# TASK GOAL
Extract every line that contains the string "TARE".

# RECORDS FOR THIS TASK
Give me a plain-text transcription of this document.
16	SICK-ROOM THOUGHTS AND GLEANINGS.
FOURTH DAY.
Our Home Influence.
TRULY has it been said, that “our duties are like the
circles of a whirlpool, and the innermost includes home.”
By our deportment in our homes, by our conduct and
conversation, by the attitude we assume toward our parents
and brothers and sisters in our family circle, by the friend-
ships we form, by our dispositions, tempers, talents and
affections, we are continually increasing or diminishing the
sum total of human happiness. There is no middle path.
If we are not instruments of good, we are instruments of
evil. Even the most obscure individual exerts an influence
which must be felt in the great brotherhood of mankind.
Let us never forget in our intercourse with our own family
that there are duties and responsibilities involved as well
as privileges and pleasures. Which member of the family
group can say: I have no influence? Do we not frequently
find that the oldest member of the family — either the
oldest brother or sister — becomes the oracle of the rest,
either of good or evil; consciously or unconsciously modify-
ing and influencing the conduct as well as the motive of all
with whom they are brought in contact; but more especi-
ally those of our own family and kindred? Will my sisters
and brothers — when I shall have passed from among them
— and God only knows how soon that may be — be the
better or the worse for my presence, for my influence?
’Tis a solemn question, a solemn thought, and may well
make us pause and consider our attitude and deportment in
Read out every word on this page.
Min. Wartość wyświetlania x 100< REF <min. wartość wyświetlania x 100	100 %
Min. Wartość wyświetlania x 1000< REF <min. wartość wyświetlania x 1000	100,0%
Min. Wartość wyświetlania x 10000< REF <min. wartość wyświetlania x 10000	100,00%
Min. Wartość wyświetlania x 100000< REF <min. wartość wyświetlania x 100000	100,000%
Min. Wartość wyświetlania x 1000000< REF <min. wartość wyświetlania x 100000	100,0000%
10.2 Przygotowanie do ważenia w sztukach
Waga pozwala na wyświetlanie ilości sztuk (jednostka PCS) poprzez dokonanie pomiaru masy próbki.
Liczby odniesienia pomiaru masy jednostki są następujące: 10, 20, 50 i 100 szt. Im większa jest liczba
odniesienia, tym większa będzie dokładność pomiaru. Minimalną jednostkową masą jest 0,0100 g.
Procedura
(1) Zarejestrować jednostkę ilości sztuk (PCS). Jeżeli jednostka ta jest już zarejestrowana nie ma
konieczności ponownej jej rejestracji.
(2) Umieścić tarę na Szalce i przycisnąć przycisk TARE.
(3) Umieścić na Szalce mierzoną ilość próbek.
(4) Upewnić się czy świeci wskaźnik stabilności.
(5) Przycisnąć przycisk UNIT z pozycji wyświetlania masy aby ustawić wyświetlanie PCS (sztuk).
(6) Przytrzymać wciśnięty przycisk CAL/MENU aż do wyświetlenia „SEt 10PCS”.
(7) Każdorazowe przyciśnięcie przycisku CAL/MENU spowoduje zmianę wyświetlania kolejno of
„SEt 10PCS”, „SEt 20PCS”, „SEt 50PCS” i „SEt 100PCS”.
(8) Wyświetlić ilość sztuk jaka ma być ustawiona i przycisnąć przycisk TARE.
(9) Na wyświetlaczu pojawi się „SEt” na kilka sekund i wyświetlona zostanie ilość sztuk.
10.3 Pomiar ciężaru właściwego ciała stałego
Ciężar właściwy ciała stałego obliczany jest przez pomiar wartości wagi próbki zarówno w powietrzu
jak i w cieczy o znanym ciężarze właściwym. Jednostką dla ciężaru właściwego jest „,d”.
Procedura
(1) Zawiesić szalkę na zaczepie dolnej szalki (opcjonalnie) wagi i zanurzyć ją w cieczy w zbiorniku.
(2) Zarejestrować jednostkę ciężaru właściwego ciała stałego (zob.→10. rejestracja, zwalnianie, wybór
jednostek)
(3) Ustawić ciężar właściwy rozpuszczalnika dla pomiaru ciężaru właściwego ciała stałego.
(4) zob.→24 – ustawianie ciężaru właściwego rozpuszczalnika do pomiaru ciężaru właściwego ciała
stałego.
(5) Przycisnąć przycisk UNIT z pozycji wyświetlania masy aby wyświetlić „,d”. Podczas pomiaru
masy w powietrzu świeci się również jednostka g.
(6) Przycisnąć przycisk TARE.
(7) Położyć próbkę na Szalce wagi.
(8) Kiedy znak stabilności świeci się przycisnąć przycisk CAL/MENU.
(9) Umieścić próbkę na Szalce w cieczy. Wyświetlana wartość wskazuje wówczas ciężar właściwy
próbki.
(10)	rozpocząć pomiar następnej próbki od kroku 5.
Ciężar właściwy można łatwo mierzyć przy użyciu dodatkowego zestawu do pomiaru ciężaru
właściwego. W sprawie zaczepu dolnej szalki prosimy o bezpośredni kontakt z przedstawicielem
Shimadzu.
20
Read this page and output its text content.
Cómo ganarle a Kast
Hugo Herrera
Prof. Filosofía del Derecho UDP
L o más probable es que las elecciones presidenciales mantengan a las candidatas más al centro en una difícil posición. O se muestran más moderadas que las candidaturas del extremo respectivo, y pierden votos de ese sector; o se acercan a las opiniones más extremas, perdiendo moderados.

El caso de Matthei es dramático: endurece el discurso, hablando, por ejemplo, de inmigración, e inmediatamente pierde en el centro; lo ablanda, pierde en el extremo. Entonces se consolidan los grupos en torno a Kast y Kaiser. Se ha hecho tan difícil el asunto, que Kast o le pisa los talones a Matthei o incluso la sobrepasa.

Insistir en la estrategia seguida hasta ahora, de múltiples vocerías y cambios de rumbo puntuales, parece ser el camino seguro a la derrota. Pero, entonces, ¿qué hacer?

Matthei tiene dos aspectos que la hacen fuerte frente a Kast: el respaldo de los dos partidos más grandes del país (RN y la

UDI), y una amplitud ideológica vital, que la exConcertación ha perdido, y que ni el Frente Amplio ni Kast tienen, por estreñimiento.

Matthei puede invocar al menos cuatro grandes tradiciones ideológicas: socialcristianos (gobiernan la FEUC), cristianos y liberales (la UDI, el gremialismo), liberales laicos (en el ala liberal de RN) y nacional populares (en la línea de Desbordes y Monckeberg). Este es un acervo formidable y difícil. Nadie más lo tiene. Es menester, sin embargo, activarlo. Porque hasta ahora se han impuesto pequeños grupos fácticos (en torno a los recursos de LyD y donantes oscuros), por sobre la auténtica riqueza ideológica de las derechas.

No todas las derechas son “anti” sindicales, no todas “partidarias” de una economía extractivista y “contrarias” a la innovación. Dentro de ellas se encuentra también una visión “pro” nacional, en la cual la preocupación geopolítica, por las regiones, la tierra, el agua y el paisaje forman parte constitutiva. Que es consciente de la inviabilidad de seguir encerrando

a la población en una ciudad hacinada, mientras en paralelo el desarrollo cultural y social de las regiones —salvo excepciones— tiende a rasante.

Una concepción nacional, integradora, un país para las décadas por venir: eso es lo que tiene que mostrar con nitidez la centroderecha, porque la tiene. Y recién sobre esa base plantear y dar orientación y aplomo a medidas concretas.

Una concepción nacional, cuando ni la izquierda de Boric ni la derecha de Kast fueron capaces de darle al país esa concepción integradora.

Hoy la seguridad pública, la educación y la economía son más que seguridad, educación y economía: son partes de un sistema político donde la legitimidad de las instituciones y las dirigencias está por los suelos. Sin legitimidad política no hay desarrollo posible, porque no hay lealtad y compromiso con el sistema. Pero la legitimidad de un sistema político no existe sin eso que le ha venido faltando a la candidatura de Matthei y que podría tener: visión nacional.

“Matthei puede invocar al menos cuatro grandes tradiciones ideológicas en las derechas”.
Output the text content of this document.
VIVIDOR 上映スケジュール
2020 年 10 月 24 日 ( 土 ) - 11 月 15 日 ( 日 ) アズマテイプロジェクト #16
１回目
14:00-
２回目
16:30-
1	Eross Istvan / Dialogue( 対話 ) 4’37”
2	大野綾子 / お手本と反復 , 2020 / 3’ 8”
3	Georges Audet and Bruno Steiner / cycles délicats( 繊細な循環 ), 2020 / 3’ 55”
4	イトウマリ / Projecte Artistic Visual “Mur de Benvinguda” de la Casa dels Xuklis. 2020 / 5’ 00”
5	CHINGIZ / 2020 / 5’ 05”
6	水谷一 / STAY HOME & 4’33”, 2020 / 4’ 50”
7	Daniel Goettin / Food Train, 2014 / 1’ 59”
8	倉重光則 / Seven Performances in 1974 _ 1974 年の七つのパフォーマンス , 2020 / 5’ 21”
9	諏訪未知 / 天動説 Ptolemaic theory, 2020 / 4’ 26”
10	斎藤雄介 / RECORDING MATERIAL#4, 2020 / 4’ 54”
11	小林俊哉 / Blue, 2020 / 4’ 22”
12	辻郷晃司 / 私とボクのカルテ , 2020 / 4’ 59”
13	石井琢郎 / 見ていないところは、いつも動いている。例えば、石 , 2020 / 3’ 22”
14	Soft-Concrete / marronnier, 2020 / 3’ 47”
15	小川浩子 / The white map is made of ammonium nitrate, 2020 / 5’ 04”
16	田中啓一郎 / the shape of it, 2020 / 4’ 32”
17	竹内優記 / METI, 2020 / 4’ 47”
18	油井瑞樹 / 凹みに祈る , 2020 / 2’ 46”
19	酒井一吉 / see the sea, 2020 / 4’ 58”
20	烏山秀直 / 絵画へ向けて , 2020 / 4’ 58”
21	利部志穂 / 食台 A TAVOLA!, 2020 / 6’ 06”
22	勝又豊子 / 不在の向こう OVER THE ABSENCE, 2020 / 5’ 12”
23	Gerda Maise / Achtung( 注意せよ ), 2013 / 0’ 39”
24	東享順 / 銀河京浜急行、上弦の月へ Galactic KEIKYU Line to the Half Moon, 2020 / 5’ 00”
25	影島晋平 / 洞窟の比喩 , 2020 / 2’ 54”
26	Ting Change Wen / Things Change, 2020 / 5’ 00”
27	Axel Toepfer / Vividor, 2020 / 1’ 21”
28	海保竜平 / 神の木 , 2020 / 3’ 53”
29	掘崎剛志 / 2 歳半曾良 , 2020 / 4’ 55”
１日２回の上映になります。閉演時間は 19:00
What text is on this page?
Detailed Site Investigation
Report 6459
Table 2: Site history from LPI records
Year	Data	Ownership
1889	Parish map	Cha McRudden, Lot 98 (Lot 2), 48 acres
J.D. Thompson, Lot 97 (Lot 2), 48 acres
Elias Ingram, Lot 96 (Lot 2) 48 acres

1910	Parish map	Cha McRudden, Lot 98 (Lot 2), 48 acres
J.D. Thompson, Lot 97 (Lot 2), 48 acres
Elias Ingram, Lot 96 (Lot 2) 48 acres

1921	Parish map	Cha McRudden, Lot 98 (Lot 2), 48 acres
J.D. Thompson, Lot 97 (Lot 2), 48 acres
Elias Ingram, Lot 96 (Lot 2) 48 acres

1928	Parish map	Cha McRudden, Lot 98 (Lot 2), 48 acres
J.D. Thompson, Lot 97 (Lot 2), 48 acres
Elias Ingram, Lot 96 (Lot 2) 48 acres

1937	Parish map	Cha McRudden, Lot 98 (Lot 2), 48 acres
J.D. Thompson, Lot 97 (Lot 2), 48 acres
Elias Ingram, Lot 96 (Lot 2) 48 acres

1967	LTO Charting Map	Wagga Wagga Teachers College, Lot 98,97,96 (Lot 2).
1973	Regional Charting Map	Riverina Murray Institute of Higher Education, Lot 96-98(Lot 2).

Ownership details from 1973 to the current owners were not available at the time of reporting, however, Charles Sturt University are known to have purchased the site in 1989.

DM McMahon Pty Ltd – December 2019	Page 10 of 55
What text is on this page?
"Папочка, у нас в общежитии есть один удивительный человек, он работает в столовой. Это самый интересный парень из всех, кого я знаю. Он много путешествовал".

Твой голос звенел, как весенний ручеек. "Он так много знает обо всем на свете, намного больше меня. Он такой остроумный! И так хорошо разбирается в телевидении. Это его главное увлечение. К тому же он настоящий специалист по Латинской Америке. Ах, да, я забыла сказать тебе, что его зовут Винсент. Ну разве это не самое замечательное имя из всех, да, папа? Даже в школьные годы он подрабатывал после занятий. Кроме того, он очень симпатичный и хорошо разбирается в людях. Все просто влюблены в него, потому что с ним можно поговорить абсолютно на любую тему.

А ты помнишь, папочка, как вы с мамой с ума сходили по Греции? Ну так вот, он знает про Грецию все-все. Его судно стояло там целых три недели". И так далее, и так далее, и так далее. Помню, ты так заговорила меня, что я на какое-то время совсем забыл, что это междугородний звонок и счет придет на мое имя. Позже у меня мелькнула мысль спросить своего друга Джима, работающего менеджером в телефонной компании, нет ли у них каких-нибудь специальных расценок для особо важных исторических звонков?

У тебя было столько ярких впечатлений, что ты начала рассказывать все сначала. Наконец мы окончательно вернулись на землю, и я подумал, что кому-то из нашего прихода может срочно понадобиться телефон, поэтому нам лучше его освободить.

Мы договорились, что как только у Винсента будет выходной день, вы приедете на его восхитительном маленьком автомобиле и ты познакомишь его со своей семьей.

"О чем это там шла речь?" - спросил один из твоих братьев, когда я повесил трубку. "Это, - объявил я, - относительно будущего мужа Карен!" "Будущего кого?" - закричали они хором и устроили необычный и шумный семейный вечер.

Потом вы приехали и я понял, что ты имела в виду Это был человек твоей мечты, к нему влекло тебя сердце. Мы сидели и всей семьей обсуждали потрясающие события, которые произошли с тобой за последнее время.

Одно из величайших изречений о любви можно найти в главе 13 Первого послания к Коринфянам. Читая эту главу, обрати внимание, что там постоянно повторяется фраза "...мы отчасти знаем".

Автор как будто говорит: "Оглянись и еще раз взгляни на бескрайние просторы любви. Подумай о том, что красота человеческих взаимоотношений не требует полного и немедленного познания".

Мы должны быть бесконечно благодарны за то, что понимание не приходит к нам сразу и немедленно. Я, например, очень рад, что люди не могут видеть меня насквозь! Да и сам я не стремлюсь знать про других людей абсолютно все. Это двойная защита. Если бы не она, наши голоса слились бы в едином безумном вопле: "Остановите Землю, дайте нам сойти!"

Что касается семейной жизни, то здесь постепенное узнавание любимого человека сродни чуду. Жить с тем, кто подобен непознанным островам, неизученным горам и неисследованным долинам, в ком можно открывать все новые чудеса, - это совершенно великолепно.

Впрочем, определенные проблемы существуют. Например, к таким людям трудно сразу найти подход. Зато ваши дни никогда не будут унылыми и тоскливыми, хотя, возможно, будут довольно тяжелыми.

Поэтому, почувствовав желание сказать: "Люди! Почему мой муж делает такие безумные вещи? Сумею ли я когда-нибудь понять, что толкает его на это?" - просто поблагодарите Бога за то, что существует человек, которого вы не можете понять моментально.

# EXPECTED ANSWER
(2) Umieścić tarę na Szalce i przycisnąć przycisk TARE.
(8) Wyświetlić ilość sztuk jaka ma być ustawiona i przycisnąć przycisk TARE.
(6) Przycisnąć przycisk TARE.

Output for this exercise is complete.